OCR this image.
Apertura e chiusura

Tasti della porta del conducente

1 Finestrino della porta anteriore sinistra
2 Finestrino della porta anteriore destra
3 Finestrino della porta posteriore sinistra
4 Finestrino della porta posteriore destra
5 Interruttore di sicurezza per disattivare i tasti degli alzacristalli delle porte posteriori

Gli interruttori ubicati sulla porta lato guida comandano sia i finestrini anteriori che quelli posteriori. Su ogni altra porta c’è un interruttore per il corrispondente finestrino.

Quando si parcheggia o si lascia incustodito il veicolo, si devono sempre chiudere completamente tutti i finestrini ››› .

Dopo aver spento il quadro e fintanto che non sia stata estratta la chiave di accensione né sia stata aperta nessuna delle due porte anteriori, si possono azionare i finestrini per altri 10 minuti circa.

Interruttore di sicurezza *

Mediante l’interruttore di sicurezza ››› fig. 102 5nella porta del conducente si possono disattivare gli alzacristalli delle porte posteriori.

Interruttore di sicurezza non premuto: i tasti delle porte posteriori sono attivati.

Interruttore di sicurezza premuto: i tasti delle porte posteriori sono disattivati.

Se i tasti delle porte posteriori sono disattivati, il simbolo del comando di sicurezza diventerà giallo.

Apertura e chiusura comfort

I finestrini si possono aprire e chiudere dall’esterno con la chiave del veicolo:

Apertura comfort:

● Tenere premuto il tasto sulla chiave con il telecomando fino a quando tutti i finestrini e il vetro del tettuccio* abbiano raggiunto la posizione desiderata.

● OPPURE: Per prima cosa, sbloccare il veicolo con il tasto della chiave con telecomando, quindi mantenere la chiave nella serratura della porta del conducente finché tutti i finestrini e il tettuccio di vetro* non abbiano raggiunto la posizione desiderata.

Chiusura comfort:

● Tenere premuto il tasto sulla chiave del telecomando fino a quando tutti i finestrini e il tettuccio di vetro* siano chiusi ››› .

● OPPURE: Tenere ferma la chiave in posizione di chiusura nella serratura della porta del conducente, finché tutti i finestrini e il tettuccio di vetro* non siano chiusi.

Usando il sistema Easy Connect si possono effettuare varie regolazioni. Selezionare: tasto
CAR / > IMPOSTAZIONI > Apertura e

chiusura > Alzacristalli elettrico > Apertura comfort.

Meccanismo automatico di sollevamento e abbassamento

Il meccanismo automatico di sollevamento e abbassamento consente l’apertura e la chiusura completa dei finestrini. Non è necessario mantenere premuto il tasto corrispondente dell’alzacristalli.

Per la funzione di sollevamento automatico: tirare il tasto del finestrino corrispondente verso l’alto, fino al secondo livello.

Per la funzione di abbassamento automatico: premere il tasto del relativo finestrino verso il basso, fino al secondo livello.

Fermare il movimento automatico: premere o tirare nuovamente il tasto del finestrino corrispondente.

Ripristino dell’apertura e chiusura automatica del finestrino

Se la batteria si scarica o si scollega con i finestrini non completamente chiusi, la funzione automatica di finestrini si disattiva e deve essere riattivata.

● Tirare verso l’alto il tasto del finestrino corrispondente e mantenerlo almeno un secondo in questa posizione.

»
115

# # # # #

* _REQUEST_
Collect the lines of the data that carry the word "automatico".

* _IN RESPONSE_
Meccanismo automatico di sollevamento e abbassamento
Il meccanismo automatico di sollevamento e abbassamento consente l’apertura e la chiusura completa dei finestrini. Non è necessario mantenere premuto il tasto corrispondente dell’alzacristalli.
Per la funzione di sollevamento automatico: tirare il tasto del finestrino corrispondente verso l’alto, fino al secondo livello.
Per la funzione di abbassamento automatico: premere il tasto del relativo finestrino verso il basso, fino al secondo livello.
Fermare il movimento automatico: premere o tirare nuovamente il tasto del finestrino corrispondente.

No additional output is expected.